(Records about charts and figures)
══════════

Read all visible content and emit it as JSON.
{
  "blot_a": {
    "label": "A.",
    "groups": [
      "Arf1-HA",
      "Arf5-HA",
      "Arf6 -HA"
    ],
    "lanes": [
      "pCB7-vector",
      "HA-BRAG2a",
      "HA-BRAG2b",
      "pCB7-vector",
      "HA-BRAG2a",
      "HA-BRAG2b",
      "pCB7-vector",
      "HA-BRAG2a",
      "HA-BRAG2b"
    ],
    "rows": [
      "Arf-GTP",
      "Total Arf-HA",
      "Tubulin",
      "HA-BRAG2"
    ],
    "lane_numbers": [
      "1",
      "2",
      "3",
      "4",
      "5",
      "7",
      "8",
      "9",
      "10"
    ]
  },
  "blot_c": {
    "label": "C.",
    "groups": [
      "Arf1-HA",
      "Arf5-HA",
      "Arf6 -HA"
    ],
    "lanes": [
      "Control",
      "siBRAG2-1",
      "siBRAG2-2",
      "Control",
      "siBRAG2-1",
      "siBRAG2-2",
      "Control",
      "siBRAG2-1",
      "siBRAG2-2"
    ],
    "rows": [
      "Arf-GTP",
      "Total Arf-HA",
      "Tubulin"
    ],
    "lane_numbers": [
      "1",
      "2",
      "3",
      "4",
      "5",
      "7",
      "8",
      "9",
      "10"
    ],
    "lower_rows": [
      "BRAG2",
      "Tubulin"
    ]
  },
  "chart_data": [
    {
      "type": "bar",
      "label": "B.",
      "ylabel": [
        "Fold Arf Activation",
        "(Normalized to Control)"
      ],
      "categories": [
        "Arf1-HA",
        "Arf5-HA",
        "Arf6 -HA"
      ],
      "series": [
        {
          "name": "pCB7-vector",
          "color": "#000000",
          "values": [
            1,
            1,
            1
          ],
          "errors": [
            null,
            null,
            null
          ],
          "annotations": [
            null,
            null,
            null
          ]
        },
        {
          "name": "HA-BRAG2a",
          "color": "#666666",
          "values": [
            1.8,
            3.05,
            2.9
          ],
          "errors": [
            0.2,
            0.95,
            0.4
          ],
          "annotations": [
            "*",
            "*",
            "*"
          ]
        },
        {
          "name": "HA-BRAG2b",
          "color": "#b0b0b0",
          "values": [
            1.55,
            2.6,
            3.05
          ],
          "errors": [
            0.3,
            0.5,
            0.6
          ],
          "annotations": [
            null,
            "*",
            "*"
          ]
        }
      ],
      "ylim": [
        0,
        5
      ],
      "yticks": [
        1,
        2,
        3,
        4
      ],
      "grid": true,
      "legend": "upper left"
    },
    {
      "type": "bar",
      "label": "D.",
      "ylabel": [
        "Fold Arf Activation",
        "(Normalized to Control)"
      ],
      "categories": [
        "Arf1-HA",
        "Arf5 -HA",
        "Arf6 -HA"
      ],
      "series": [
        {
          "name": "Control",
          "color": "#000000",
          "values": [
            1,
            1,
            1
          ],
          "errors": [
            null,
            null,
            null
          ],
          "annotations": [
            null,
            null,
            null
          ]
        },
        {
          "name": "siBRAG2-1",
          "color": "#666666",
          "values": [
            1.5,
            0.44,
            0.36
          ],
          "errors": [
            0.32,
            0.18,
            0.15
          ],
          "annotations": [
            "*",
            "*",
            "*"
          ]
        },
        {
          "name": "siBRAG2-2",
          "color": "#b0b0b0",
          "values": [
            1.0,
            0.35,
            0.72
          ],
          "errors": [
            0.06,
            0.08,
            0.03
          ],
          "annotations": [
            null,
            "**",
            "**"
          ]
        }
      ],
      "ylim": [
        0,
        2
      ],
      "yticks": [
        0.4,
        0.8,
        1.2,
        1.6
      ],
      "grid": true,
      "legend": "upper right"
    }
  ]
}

══════════

# What to do
Set down the entries above again, word for word.

# Full response
Read all visible content and emit it as JSON.
{
  "blot_a": {
    "label": "A.",
    "groups": [
      "Arf1-HA",
      "Arf5-HA",
      "Arf6 -HA"
    ],
    "lanes": [
      "pCB7-vector",
      "HA-BRAG2a",
      "HA-BRAG2b",
      "pCB7-vector",
      "HA-BRAG2a",
      "HA-BRAG2b",
      "pCB7-vector",
      "HA-BRAG2a",
      "HA-BRAG2b"
    ],
    "rows": [
      "Arf-GTP",
      "Total Arf-HA",
      "Tubulin",
      "HA-BRAG2"
    ],
    "lane_numbers": [
      "1",
      "2",
      "3",
      "4",
      "5",
      "7",
      "8",
      "9",
      "10"
    ]
  },
  "blot_c": {
    "label": "C.",
    "groups": [
      "Arf1-HA",
      "Arf5-HA",
      "Arf6 -HA"
    ],
    "lanes": [
      "Control",
      "siBRAG2-1",
      "siBRAG2-2",
      "Control",
      "siBRAG2-1",
      "siBRAG2-2",
      "Control",
      "siBRAG2-1",
      "siBRAG2-2"
    ],
    "rows": [
      "Arf-GTP",
      "Total Arf-HA",
      "Tubulin"
    ],
    "lane_numbers": [
      "1",
      "2",
      "3",
      "4",
      "5",
      "7",
      "8",
      "9",
      "10"
    ],
    "lower_rows": [
      "BRAG2",
      "Tubulin"
    ]
  },
  "chart_data": [
    {
      "type": "bar",
      "label": "B.",
      "ylabel": [
        "Fold Arf Activation",
        "(Normalized to Control)"
      ],
      "categories": [
        "Arf1-HA",
        "Arf5-HA",
        "Arf6 -HA"
      ],
      "series": [
        {
          "name": "pCB7-vector",
          "color": "#000000",
          "values": [
            1,
            1,
            1
          ],
          "errors": [
            null,
            null,
            null
          ],
          "annotations": [
            null,
            null,
            null
          ]
        },
        {
          "name": "HA-BRAG2a",
          "color": "#666666",
          "values": [
            1.8,
            3.05,
            2.9
          ],
          "errors": [
            0.2,
            0.95,
            0.4
          ],
          "annotations": [
            "*",
            "*",
            "*"
          ]
        },
        {
          "name": "HA-BRAG2b",
          "color": "#b0b0b0",
          "values": [
            1.55,
            2.6,
            3.05
          ],
          "errors": [
            0.3,
            0.5,
            0.6
          ],
          "annotations": [
            null,
            "*",
            "*"
          ]
        }
      ],
      "ylim": [
        0,
        5
      ],
      "yticks": [
        1,
        2,
        3,
        4
      ],
      "grid": true,
      "legend": "upper left"
    },
    {
      "type": "bar",
      "label": "D.",
      "ylabel": [
        "Fold Arf Activation",
        "(Normalized to Control)"
      ],
      "categories": [
        "Arf1-HA",
        "Arf5 -HA",
        "Arf6 -HA"
      ],
      "series": [
        {
          "name": "Control",
          "color": "#000000",
          "values": [
            1,
            1,
            1
          ],
          "errors": [
            null,
            null,
            null
          ],
          "annotations": [
            null,
            null,
            null
          ]
        },
        {
          "name": "siBRAG2-1",
          "color": "#666666",
          "values": [
            1.5,
            0.44,
            0.36
          ],
          "errors": [
            0.32,
            0.18,
            0.15
          ],
          "annotations": [
            "*",
            "*",
            "*"
          ]
        },
        {
          "name": "siBRAG2-2",
          "color": "#b0b0b0",
          "values": [
            1.0,
            0.35,
            0.72
          ],
          "errors": [
            0.06,
            0.08,
            0.03
          ],
          "annotations": [
            null,
            "**",
            "**"
          ]
        }
      ],
      "ylim": [
        0,
        2
      ],
      "yticks": [
        0.4,
        0.8,
        1.2,
        1.6
      ],
      "grid": true,
      "legend": "upper right"
    }
  ]
}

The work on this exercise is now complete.